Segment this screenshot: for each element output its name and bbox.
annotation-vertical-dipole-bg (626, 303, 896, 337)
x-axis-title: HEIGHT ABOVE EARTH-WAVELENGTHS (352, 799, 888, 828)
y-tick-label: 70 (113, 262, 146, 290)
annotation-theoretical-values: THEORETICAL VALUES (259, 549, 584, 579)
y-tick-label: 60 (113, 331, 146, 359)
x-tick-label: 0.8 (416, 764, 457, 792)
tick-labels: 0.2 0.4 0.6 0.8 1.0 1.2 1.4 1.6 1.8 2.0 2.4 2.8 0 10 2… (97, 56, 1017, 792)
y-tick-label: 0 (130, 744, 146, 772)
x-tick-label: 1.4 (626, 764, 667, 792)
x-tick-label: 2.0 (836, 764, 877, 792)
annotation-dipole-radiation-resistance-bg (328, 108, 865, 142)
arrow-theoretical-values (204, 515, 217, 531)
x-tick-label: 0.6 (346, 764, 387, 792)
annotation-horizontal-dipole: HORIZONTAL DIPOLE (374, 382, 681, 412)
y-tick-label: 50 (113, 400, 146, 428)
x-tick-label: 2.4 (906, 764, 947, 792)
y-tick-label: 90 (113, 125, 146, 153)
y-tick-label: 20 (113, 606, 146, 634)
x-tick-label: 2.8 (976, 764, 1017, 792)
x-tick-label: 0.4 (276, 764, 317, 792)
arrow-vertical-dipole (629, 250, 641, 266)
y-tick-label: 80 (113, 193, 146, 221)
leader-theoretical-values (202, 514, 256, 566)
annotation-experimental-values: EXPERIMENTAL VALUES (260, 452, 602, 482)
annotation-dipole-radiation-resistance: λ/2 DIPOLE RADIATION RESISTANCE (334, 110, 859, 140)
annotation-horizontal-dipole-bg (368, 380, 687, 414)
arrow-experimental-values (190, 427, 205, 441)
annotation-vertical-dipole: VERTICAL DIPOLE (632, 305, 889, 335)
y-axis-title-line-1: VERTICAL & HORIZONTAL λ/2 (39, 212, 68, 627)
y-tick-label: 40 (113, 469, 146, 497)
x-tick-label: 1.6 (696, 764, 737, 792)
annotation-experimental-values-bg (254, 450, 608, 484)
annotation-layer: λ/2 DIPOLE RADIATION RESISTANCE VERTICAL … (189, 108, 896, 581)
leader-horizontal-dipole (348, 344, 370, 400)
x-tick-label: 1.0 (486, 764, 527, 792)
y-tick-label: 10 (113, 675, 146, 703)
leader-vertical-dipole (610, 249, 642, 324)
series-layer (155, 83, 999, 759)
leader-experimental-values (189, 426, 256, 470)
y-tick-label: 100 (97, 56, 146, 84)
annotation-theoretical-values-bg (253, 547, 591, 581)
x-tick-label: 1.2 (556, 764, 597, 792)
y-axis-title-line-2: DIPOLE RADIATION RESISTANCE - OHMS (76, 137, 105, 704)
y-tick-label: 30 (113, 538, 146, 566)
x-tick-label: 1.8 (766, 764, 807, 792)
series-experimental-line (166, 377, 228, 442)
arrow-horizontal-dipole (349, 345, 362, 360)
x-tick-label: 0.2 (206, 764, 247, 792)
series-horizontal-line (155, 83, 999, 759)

..........

→ PROBLEM TO SOLVE: Duplicate the records word for word, from the start through the line containing "y-tick-label: 60 (113, 331, 146, 359)".

→ THE RESPONSE:
Segment this screenshot: for each element output its name and bbox.
annotation-vertical-dipole-bg (626, 303, 896, 337)
x-axis-title: HEIGHT ABOVE EARTH-WAVELENGTHS (352, 799, 888, 828)
y-tick-label: 70 (113, 262, 146, 290)
annotation-theoretical-values: THEORETICAL VALUES (259, 549, 584, 579)
y-tick-label: 60 (113, 331, 146, 359)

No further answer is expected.